● **Exercise**:
Tally every line of the listing where the string "this" is found, and state the total alone.

● **Material supplied**:
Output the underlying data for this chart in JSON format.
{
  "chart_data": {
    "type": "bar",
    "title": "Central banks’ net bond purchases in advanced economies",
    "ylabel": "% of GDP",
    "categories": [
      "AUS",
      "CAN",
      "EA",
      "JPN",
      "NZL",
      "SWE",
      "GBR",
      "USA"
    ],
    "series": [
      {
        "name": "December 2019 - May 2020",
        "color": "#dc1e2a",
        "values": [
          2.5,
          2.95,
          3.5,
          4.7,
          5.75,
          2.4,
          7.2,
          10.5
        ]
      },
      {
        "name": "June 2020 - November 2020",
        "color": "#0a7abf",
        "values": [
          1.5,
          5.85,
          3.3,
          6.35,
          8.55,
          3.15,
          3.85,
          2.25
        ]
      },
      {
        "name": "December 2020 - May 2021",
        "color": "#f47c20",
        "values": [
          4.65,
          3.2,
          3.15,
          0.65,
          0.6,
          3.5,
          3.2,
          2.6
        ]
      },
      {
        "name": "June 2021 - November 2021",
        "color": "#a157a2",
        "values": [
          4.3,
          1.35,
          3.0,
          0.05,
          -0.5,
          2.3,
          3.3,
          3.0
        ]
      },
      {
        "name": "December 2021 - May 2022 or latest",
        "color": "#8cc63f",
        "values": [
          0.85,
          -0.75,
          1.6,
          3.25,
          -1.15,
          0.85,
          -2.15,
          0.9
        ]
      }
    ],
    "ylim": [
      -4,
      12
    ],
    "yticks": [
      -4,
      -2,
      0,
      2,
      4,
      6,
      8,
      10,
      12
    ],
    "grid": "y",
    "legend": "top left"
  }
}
---
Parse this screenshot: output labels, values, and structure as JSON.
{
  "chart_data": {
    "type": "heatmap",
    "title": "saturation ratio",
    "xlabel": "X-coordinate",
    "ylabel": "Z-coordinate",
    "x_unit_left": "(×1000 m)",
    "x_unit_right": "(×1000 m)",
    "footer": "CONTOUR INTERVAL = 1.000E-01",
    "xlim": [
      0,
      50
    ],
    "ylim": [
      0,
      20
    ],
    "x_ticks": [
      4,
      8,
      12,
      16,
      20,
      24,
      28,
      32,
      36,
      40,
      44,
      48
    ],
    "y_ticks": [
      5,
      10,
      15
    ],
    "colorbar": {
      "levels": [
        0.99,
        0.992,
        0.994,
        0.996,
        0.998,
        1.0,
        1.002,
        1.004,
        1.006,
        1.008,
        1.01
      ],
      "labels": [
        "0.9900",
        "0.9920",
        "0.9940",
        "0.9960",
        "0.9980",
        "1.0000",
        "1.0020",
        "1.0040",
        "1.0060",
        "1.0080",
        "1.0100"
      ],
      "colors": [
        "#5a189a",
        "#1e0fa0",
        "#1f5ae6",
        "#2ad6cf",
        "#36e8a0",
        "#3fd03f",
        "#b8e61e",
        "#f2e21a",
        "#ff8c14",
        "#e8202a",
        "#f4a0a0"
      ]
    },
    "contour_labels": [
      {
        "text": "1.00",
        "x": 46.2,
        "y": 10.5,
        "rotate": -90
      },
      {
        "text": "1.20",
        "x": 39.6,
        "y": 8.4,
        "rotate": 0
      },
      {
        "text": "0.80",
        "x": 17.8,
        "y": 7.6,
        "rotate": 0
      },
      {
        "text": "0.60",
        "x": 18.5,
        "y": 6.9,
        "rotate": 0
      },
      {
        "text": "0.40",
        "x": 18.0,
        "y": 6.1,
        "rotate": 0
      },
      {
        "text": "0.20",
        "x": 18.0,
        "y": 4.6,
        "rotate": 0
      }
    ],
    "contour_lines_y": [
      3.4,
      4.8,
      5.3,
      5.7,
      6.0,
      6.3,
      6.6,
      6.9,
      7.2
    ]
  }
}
==
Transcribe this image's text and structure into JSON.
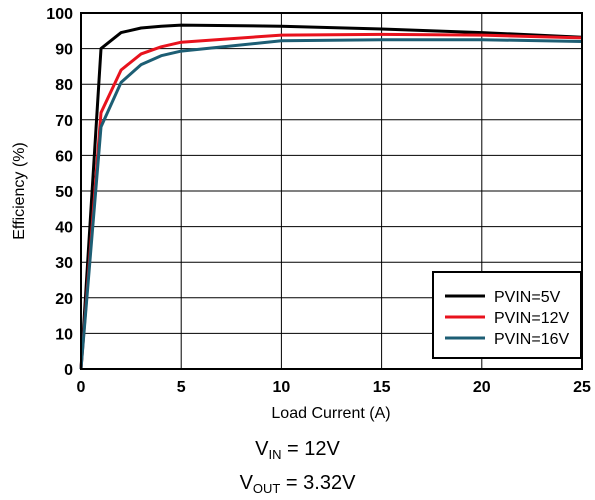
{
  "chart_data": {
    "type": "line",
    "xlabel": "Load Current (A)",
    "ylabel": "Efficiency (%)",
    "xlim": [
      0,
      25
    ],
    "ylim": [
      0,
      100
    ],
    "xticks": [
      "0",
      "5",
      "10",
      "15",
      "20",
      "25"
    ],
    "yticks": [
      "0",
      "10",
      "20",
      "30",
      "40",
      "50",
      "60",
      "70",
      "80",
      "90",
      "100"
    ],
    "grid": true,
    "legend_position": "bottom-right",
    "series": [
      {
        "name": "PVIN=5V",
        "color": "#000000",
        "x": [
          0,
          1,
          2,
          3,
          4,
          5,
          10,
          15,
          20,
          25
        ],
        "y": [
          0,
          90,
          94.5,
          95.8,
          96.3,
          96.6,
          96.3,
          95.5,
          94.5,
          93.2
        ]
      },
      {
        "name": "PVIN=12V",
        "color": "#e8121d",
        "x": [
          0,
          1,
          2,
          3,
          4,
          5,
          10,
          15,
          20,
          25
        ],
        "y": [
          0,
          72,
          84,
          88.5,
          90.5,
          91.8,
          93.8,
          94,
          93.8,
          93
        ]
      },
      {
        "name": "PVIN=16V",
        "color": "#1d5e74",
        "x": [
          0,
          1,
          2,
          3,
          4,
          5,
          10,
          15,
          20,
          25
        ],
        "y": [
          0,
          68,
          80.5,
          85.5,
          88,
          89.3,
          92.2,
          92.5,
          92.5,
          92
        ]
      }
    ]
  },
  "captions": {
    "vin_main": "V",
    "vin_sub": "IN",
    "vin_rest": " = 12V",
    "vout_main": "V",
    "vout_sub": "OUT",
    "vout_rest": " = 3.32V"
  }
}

● **Exercise answer**:
3